**Given task:** Only lines holding the string "downloaded" are wanted; copy each one from the material.

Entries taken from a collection
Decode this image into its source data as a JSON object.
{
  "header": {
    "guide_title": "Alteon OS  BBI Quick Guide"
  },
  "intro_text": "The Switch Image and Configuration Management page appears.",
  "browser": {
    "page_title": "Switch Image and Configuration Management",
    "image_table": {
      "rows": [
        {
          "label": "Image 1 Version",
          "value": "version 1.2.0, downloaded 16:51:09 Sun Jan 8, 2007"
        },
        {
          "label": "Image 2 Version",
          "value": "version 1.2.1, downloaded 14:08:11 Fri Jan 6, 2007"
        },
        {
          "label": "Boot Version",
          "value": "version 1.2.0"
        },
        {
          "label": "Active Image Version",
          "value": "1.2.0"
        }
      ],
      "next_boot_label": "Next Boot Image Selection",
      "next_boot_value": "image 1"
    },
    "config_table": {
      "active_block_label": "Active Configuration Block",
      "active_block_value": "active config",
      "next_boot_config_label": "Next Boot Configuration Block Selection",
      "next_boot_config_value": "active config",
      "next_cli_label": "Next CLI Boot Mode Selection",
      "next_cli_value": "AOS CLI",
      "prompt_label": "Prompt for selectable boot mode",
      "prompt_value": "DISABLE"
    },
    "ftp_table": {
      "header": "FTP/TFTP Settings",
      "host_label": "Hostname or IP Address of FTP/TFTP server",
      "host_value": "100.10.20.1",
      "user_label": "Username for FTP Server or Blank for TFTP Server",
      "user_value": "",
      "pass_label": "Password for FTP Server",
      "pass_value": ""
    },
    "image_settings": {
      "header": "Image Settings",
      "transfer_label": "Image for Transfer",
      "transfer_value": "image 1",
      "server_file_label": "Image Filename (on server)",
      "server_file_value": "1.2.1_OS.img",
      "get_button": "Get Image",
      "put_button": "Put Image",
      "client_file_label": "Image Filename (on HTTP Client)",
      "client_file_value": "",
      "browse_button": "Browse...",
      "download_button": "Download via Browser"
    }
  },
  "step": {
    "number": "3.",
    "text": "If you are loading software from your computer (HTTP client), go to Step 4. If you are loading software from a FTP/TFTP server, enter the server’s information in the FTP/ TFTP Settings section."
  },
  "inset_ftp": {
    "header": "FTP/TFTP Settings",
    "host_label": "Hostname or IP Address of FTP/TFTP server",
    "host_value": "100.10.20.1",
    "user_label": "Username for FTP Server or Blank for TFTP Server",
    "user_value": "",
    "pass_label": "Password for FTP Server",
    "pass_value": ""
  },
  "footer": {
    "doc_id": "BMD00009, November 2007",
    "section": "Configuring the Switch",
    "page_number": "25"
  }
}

**Answer to the problem:**
          "value": "version 1.2.0, downloaded 16:51:09 Sun Jan 8, 2007"
          "value": "version 1.2.1, downloaded 14:08:11 Fri Jan 6, 2007"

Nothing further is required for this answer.